Data extracted from a collection:
= = = = =

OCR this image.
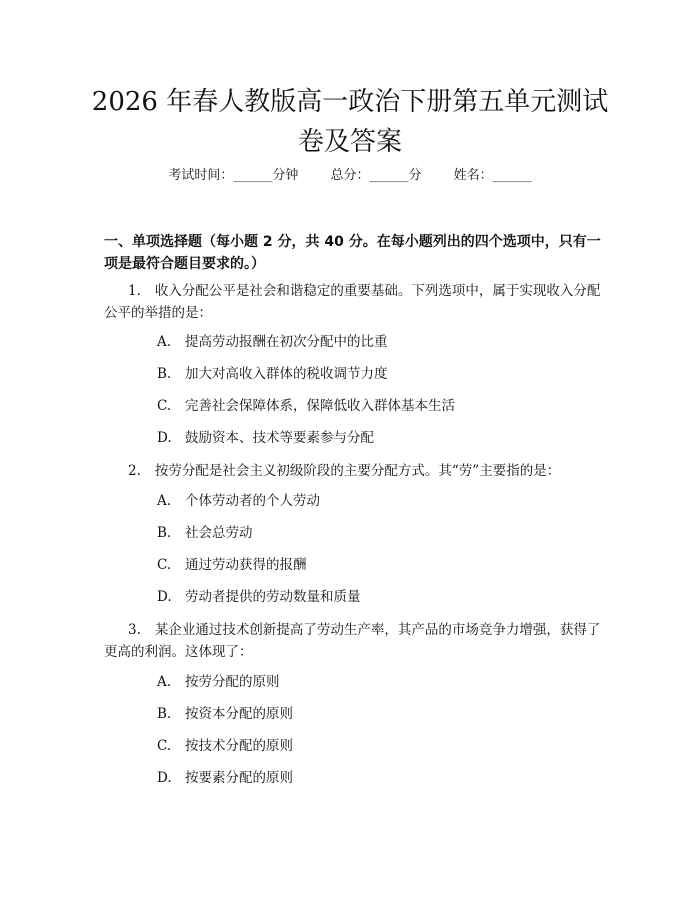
2026 年春人教版高一政治下册第五单元测试
卷及答案
考试时间：______分钟 总分：______分 姓名：______
一、单项选择题（每小题 2 分，共 40 分。在每小题列出的四个选项中，只有一项是最符合题目要求的。）
1. 收入分配公平是社会和谐稳定的重要基础。下列选项中，属于实现收入分配公平的举措的是：
A. 提高劳动报酬在初次分配中的比重
B. 加大对高收入群体的税收调节力度
C. 完善社会保障体系，保障低收入群体基本生活
D. 鼓励资本、技术等要素参与分配
2. 按劳分配是社会主义初级阶段的主要分配方式。其“劳”主要指的是：
A. 个体劳动者的个人劳动
B. 社会总劳动
C. 通过劳动获得的报酬
D. 劳动者提供的劳动数量和质量
3. 某企业通过技术创新提高了劳动生产率，其产品的市场竞争力增强，获得了更高的利润。这体现了：
A. 按劳分配的原则
B. 按资本分配的原则
C. 按技术分配的原则
D. 按要素分配的原则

= = = = =

> [Exercise objective]:
Reproduce the records verbatim, omitting all images they contain.

> [Written answer]:
OCR this image.
2026 年春人教版高一政治下册第五单元测试
卷及答案
考试时间：______分钟 总分：______分 姓名：______
一、单项选择题（每小题 2 分，共 40 分。在每小题列出的四个选项中，只有一项是最符合题目要求的。）
1. 收入分配公平是社会和谐稳定的重要基础。下列选项中，属于实现收入分配公平的举措的是：
A. 提高劳动报酬在初次分配中的比重
B. 加大对高收入群体的税收调节力度
C. 完善社会保障体系，保障低收入群体基本生活
D. 鼓励资本、技术等要素参与分配
2. 按劳分配是社会主义初级阶段的主要分配方式。其“劳”主要指的是：
A. 个体劳动者的个人劳动
B. 社会总劳动
C. 通过劳动获得的报酬
D. 劳动者提供的劳动数量和质量
3. 某企业通过技术创新提高了劳动生产率，其产品的市场竞争力增强，获得了更高的利润。这体现了：
A. 按劳分配的原则
B. 按资本分配的原则
C. 按技术分配的原则
D. 按要素分配的原则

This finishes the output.